* Short task
Repeat every entry word for word, skipping the pictures.
— Begin —
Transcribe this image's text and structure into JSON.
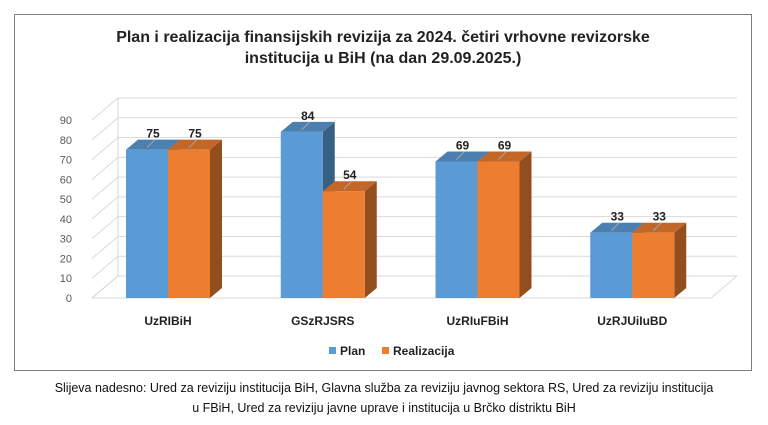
{
  "chart_data": {
    "type": "bar",
    "title_line1": "Plan i realizacija finansijskih revizija za 2024. četiri vrhovne revizorske",
    "title_line2": "institucija u BiH (na dan 29.09.2025.)",
    "categories": [
      "UzRIBiH",
      "GSzRJSRS",
      "UzRIuFBiH",
      "UzRJUiIuBD"
    ],
    "series": [
      {
        "name": "Plan",
        "values": [
          75,
          84,
          69,
          33
        ],
        "color": "#5b9bd5"
      },
      {
        "name": "Realizacija",
        "values": [
          75,
          54,
          69,
          33
        ],
        "color": "#ed7d31"
      }
    ],
    "ylim": [
      0,
      90
    ],
    "yticks": [
      "0",
      "10",
      "20",
      "30",
      "40",
      "50",
      "60",
      "70",
      "80",
      "90"
    ],
    "grid": true,
    "legend_position": "bottom"
  },
  "caption_line1": "Slijeva nadesno: Ured za reviziju institucija BiH, Glavna služba za reviziju javnog sektora RS, Ured za reviziju institucija",
  "caption_line2": "u FBiH, Ured za reviziju javne uprave i institucija u Brčko distriktu BiH"
}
— End —
* Exercise output
Transcribe this image's text and structure into JSON.
{
  "chart_data": {
    "type": "bar",
    "title_line1": "Plan i realizacija finansijskih revizija za 2024. četiri vrhovne revizorske",
    "title_line2": "institucija u BiH (na dan 29.09.2025.)",
    "categories": [
      "UzRIBiH",
      "GSzRJSRS",
      "UzRIuFBiH",
      "UzRJUiIuBD"
    ],
    "series": [
      {
        "name": "Plan",
        "values": [
          75,
          84,
          69,
          33
        ],
        "color": "#5b9bd5"
      },
      {
        "name": "Realizacija",
        "values": [
          75,
          54,
          69,
          33
        ],
        "color": "#ed7d31"
      }
    ],
    "ylim": [
      0,
      90
    ],
    "yticks": [
      "0",
      "10",
      "20",
      "30",
      "40",
      "50",
      "60",
      "70",
      "80",
      "90"
    ],
    "grid": true,
    "legend_position": "bottom"
  },
  "caption_line1": "Slijeva nadesno: Ured za reviziju institucija BiH, Glavna služba za reviziju javnog sektora RS, Ured za reviziju institucija",
  "caption_line2": "u FBiH, Ured za reviziju javne uprave i institucija u Brčko distriktu BiH"
}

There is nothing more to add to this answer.